* begin *

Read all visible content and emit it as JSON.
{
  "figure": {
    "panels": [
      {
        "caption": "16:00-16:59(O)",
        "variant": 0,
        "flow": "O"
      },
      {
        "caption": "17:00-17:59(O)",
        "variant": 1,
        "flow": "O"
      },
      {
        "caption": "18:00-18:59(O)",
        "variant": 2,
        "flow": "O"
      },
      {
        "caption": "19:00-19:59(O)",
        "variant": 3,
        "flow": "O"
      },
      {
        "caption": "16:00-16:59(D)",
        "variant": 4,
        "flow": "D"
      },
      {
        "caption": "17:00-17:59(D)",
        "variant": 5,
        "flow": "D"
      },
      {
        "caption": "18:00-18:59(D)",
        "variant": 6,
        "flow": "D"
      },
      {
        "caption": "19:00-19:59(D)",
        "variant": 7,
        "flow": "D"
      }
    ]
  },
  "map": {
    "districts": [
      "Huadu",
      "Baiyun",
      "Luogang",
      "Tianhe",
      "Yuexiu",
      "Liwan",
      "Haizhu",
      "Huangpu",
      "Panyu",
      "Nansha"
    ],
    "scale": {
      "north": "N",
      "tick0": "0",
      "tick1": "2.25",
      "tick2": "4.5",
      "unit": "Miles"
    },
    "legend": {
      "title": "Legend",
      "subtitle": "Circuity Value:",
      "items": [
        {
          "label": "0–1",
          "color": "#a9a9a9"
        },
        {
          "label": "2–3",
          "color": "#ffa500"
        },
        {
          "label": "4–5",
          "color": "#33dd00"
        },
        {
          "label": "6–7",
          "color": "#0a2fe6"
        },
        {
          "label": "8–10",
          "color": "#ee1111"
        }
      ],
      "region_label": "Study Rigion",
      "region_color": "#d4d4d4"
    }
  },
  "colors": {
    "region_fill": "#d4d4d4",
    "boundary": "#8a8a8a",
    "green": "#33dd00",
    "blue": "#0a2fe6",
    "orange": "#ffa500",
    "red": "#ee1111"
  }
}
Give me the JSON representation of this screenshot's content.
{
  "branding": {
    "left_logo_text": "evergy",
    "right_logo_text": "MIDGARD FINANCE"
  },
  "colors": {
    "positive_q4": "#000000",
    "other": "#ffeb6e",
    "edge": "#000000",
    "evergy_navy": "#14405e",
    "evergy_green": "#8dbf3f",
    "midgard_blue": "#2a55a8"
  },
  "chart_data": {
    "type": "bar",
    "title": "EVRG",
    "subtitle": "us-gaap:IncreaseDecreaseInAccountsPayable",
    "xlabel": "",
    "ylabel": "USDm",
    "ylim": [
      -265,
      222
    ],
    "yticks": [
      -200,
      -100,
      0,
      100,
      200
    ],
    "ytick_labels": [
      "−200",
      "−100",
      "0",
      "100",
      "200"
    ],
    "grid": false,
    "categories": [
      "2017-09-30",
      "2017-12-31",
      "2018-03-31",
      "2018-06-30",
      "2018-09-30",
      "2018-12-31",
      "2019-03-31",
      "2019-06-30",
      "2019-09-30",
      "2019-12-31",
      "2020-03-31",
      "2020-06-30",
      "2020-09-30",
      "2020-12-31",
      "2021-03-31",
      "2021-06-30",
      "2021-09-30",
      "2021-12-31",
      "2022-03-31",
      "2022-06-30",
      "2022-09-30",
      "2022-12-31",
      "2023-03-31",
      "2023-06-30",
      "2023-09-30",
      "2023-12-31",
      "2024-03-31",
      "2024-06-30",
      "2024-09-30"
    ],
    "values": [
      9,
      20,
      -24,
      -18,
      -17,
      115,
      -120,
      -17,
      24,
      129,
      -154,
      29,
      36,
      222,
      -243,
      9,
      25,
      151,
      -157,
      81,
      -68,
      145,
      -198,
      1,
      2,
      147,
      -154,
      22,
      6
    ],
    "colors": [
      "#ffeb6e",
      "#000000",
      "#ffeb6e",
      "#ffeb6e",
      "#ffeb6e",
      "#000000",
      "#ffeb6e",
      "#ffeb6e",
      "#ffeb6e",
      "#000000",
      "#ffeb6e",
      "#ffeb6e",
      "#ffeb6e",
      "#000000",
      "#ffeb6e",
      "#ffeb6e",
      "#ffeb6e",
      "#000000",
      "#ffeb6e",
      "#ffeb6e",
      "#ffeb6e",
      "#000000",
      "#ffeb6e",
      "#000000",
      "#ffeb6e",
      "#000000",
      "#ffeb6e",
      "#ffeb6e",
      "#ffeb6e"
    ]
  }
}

* end *

## The request
Filter the listing above by the word "subtitle"; copy each line that passes.

## Written answer
      "subtitle": "Circuity Value:",
    "subtitle": "us-gaap:IncreaseDecreaseInAccountsPayable",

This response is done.